#### [Task requirements]
Rename "staticText" to "label" in the rows, starting at the line containing "Output each element and its <box>x0" and ending after the line containing "button[interactable]: 平静 <box>451". Keep everything else unchanged, and omit the picture.

#### [Records shown]
■ ■ ■ ■ ■ ■ ■
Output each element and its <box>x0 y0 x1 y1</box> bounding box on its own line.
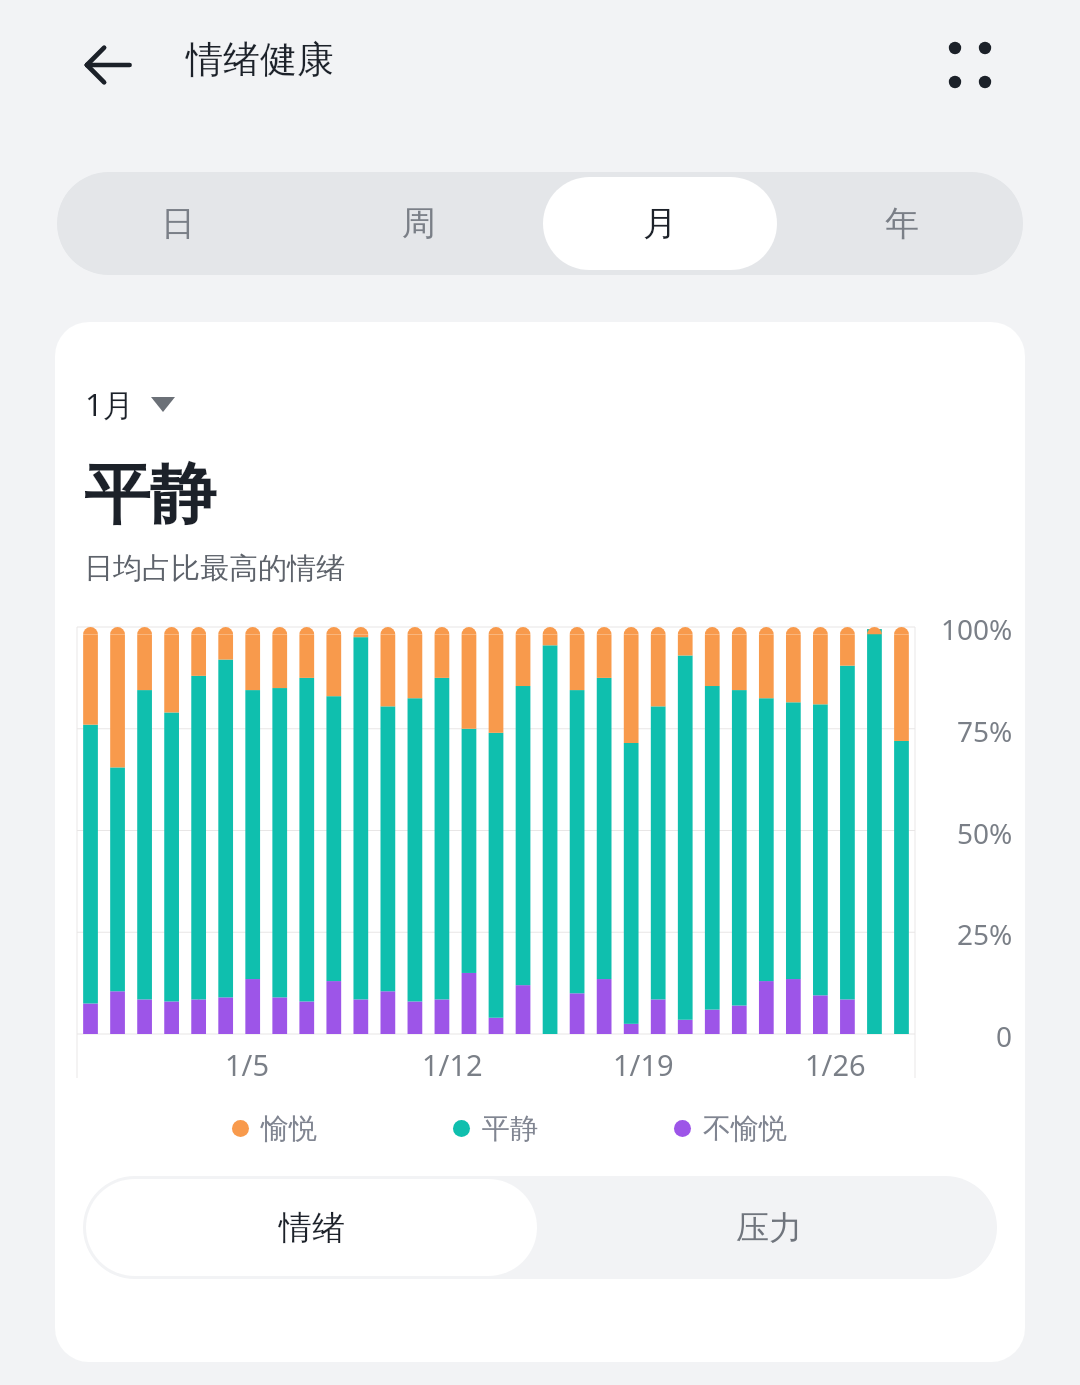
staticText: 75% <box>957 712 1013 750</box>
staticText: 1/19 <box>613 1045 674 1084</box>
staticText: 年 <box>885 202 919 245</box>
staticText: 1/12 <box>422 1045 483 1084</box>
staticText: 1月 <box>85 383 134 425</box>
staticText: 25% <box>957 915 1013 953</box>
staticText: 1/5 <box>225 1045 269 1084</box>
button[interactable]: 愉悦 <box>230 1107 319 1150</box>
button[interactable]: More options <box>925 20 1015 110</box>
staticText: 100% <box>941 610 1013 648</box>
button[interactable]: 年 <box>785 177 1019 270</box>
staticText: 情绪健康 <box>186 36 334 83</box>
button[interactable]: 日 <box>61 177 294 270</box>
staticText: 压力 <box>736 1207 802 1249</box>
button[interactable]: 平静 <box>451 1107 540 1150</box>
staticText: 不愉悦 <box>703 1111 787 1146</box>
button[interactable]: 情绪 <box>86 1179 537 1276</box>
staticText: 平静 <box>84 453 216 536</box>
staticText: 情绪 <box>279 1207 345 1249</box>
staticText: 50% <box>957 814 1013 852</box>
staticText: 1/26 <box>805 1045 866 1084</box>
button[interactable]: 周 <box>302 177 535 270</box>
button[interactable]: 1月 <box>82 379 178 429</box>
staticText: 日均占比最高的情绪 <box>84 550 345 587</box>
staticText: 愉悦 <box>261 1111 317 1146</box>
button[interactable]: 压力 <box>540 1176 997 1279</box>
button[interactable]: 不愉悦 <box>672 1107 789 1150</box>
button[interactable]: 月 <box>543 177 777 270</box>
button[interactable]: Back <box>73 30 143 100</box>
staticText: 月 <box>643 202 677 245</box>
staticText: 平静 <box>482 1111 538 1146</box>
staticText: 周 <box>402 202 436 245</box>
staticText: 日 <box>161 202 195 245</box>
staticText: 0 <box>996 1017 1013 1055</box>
■ ■ ■ ■ ■ ■ ■
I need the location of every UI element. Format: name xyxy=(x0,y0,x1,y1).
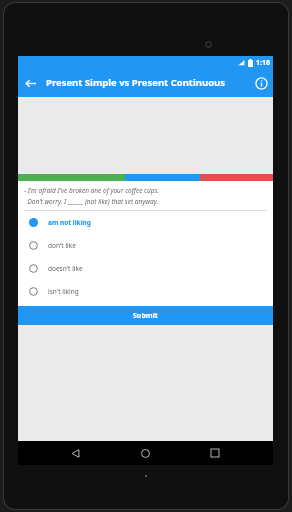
■ ■ ■ ■ ■ ■ ■
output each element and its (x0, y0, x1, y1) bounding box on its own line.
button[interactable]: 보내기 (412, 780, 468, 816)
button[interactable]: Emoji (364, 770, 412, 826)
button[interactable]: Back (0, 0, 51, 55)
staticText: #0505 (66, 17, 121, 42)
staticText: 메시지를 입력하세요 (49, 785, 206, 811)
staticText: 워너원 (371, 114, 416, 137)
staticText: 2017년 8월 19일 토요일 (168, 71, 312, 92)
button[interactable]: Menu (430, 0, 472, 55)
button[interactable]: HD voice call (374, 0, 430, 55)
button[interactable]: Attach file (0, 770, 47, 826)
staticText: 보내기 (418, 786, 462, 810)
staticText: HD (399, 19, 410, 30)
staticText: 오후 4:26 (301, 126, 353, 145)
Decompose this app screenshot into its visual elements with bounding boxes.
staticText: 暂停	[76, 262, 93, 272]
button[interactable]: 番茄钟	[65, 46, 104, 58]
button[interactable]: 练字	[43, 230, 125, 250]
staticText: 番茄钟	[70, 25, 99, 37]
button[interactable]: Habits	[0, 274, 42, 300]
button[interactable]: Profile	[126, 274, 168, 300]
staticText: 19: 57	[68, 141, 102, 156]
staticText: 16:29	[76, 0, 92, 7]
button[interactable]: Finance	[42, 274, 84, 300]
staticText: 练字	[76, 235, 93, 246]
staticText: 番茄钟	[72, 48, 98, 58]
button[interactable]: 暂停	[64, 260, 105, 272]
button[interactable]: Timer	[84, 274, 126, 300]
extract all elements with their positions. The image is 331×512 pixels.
■ ■ ■ ■ ■ ■ ■
#### [Reply]
Output each element and its <box>x0 y0 x1 y1</box> bounding box on its own line.
label: 75% <box>957 712 1013 750</box>
label: 1/19 <box>613 1045 674 1084</box>
label: 年 <box>885 202 919 245</box>
label: 1/12 <box>422 1045 483 1084</box>
label: 1月 <box>85 383 134 425</box>
label: 25% <box>957 915 1013 953</box>
label: 1/5 <box>225 1045 269 1084</box>
button[interactable]: 愉悦 <box>230 1107 319 1150</box>
button[interactable]: More options <box>925 20 1015 110</box>
label: 100% <box>941 610 1013 648</box>
button[interactable]: 年 <box>785 177 1019 270</box>
label: 情绪健康 <box>186 36 334 83</box>
button[interactable]: 日 <box>61 177 294 270</box>
label: 压力 <box>736 1207 802 1249</box>
button[interactable]: 平静 <box>451 1107 540 1150</box>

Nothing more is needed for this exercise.